Entries with figure data =>
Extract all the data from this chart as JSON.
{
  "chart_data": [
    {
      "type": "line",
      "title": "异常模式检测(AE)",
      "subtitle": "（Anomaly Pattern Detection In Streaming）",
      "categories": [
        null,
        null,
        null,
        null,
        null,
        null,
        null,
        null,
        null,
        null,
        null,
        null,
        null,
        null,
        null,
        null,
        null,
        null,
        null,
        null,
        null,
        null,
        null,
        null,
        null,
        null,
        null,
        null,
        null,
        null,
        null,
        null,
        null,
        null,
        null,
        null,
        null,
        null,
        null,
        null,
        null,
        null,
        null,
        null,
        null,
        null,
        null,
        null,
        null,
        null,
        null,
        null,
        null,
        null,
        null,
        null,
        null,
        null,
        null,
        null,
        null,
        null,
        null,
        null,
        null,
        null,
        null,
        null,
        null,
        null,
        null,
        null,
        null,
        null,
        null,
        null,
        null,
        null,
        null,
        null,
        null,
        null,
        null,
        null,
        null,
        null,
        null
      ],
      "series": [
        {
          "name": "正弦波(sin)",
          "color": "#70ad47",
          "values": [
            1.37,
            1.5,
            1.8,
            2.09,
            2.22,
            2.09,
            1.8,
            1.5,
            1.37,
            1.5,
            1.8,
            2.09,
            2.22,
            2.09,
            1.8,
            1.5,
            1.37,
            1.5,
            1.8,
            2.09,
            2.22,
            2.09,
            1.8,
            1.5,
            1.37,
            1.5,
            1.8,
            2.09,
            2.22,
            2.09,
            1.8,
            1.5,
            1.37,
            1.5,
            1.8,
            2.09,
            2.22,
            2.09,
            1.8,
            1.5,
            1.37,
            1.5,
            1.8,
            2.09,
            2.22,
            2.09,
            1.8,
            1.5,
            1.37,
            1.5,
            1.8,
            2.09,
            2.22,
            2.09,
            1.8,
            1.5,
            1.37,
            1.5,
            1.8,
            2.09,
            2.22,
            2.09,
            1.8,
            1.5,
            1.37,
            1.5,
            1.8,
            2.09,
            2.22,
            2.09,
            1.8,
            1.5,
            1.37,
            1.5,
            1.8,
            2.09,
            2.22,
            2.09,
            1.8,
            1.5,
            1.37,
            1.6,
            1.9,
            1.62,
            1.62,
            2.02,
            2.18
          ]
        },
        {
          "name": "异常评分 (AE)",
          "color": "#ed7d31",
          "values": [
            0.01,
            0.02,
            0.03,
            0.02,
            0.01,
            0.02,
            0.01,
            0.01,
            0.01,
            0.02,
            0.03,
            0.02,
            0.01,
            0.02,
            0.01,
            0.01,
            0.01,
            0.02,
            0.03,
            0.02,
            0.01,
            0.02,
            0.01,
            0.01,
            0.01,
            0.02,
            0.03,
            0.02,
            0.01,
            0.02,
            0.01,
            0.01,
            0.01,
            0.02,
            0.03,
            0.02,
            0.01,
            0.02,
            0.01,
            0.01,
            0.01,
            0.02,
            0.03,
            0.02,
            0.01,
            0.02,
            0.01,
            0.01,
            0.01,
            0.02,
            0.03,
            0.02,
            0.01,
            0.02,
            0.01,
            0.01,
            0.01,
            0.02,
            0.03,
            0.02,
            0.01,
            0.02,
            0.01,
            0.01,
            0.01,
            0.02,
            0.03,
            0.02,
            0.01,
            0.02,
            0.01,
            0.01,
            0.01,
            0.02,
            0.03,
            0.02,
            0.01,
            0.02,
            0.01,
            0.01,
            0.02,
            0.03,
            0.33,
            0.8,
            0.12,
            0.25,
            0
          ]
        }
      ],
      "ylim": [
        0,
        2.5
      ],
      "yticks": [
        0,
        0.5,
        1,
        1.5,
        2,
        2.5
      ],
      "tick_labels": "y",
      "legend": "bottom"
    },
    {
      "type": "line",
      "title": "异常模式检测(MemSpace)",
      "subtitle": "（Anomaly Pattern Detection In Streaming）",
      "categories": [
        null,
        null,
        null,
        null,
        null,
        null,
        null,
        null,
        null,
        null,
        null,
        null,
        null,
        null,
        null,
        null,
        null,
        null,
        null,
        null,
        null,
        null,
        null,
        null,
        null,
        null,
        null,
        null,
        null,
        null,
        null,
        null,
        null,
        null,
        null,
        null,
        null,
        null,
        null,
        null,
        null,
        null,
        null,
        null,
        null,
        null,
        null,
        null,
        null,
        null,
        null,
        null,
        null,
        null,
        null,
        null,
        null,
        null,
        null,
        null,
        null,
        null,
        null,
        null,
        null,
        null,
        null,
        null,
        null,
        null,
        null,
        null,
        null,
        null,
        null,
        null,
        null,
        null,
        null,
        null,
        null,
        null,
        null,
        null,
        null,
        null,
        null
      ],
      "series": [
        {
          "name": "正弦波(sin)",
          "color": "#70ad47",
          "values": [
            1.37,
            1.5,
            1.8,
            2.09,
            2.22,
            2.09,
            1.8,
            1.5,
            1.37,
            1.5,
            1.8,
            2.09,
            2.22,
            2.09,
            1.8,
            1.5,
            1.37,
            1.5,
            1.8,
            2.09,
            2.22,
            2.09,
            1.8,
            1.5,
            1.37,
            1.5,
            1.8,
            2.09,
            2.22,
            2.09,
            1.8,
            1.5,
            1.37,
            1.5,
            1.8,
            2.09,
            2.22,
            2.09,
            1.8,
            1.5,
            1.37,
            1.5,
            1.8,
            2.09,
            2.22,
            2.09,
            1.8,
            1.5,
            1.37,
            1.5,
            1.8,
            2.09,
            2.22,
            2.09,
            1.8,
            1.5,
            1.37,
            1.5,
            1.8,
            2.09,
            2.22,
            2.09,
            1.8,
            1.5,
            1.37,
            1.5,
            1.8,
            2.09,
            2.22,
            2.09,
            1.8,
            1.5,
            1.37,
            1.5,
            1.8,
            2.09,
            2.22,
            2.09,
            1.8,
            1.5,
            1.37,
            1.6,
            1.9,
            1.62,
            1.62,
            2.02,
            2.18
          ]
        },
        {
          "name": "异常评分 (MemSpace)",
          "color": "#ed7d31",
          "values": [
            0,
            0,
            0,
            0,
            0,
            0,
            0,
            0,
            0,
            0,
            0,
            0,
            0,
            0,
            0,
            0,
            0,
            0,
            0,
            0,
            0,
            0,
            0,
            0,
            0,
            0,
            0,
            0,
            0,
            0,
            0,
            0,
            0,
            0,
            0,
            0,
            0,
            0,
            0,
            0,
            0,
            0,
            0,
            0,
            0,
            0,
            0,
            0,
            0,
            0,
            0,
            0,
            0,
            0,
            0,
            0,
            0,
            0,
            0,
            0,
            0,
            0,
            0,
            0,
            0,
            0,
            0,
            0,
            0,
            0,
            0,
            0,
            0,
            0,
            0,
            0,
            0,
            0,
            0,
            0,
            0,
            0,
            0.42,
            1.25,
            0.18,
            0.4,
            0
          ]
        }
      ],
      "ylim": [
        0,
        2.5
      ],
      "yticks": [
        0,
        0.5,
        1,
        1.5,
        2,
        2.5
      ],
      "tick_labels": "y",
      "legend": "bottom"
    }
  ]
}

--

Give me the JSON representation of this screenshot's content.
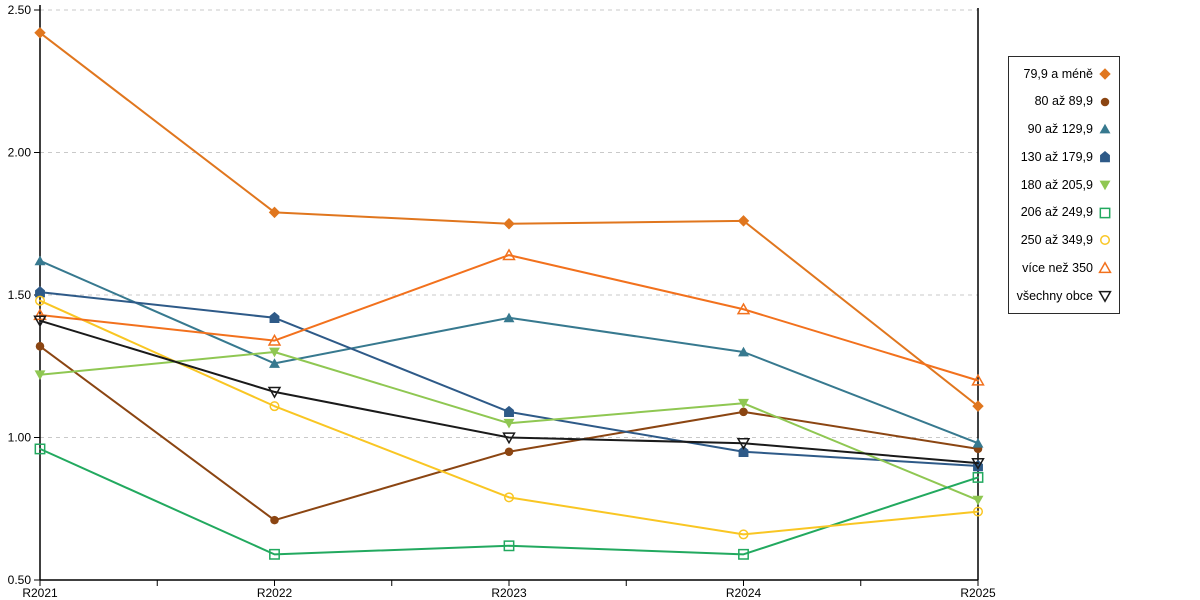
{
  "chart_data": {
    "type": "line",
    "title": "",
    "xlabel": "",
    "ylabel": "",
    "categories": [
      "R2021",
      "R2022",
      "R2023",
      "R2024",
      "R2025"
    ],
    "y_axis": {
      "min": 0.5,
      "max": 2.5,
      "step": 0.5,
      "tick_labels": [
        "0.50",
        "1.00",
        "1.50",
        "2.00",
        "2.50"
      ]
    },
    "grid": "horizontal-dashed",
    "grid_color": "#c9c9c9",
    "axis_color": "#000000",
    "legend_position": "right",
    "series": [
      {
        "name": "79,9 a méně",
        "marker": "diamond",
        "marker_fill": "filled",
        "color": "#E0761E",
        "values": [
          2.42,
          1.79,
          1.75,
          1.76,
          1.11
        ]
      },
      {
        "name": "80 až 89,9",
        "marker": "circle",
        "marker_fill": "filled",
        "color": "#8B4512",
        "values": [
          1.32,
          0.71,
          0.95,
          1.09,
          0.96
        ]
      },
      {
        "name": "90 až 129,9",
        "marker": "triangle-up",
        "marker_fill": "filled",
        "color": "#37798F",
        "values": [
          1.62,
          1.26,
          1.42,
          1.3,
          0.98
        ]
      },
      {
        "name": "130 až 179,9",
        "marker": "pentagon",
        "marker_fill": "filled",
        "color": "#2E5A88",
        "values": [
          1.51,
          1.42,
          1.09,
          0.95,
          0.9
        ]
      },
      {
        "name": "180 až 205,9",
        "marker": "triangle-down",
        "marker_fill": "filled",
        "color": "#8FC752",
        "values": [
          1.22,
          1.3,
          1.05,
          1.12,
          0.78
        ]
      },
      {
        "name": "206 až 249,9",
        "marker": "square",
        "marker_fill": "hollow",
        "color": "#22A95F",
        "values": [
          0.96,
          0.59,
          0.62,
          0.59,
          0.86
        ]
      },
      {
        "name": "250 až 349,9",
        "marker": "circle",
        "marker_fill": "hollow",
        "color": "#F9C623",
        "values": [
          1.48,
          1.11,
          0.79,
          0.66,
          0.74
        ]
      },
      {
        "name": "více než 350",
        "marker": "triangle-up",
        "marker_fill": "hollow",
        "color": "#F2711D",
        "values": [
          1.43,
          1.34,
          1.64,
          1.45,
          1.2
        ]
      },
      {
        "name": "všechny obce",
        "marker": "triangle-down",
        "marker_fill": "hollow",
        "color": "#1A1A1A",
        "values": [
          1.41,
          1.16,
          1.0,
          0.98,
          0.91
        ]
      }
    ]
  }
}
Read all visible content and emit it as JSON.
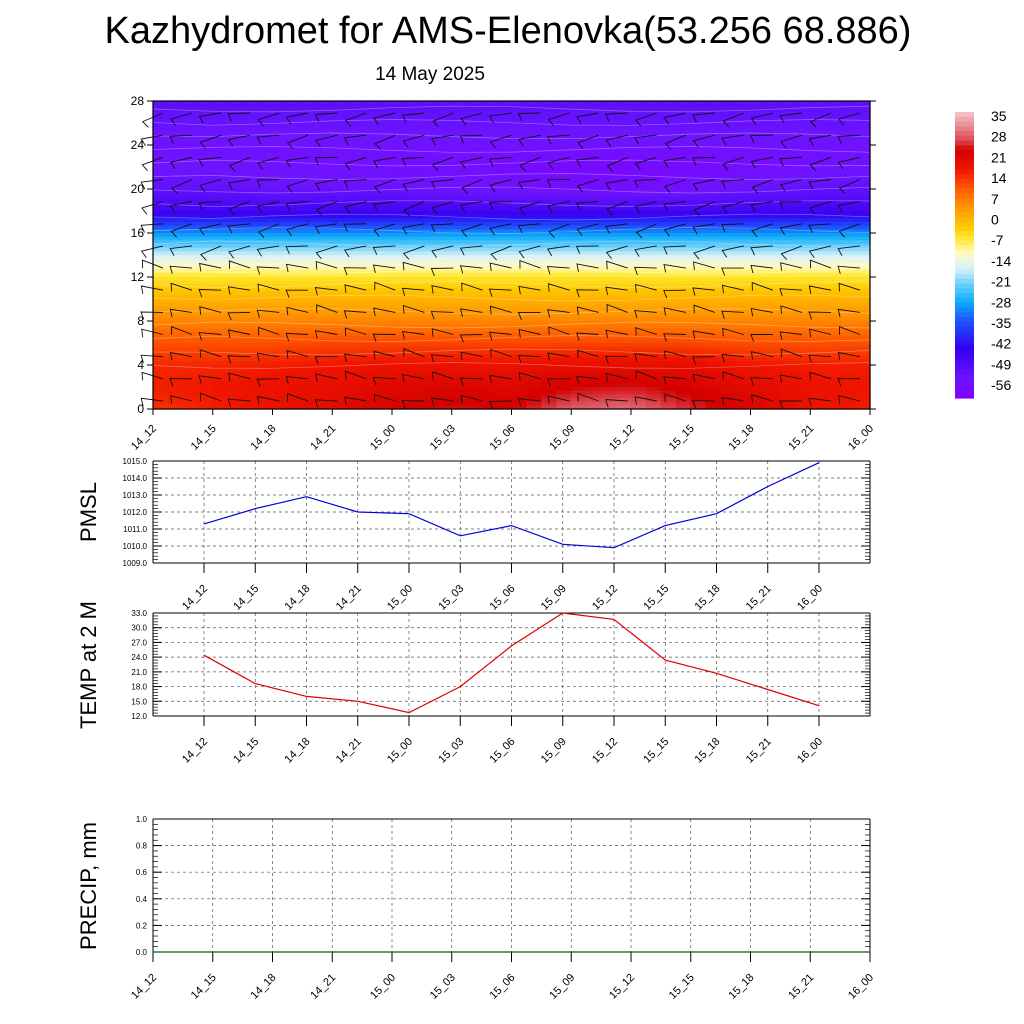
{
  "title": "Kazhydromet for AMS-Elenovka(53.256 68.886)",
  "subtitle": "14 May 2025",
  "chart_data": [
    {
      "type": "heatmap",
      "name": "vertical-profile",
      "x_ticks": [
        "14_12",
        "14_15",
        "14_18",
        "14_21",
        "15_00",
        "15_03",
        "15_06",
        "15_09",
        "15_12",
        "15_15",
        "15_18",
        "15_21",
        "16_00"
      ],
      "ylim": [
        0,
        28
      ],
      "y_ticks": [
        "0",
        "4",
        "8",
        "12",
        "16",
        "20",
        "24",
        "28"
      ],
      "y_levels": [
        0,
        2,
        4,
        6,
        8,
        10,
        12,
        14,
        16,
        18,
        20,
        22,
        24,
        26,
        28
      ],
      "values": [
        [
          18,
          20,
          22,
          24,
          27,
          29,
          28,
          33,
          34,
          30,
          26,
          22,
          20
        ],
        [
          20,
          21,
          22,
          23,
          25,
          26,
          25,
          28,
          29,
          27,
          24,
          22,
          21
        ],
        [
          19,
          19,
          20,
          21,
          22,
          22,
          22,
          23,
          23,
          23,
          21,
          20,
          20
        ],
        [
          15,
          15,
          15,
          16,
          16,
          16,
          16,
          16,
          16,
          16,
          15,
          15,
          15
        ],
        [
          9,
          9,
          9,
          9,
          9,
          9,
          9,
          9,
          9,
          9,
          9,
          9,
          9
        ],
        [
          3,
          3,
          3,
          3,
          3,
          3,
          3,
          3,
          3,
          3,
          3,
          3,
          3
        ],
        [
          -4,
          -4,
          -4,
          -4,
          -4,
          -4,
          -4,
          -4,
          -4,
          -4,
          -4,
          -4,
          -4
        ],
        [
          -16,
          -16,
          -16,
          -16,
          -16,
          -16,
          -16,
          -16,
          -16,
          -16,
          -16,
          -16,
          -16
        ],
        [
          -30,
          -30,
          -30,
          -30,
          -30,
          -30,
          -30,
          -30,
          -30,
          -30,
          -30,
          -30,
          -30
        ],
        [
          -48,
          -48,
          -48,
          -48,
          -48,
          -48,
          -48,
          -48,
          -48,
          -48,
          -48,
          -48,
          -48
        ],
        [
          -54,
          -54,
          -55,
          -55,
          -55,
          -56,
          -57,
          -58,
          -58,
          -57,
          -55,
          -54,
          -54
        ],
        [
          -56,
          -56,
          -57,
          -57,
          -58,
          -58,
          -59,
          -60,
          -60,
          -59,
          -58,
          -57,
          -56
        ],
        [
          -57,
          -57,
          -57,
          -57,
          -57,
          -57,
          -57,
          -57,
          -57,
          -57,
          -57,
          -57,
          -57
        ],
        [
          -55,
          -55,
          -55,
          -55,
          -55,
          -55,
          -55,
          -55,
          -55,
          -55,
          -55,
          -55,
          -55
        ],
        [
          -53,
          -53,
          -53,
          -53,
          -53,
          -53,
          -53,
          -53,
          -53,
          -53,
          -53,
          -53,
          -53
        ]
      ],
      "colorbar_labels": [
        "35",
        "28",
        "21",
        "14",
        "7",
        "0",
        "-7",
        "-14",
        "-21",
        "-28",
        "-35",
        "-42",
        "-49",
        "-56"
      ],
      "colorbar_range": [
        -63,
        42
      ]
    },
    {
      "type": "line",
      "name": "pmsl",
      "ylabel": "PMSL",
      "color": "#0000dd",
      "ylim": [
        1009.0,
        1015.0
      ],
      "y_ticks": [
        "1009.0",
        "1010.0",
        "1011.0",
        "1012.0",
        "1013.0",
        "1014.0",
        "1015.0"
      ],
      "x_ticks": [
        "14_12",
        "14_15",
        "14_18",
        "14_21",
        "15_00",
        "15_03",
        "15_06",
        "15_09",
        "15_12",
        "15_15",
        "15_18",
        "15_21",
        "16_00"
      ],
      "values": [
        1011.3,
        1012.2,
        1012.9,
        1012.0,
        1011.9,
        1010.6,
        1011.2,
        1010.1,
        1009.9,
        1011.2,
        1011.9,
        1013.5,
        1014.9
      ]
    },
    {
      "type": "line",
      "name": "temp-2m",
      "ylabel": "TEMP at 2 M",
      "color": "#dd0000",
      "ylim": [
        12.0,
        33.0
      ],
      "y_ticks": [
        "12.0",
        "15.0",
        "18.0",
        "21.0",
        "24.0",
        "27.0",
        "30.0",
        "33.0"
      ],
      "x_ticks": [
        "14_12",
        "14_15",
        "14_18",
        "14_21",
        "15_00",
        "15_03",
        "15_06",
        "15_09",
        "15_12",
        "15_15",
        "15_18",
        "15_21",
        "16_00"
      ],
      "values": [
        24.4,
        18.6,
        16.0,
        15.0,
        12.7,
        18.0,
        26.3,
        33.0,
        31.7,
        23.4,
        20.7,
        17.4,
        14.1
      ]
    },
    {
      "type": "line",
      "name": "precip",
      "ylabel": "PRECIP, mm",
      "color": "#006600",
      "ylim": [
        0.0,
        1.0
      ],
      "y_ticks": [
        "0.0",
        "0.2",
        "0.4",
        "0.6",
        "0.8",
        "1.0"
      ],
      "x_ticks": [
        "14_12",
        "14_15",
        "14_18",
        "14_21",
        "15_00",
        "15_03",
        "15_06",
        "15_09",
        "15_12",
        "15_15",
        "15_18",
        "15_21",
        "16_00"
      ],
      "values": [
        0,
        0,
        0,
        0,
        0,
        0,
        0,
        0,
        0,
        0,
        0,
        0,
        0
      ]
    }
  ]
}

Instructions to follow => Among the lines above, determine how many hold the word "JSON"; report the figure alone.

Exercise solution => 3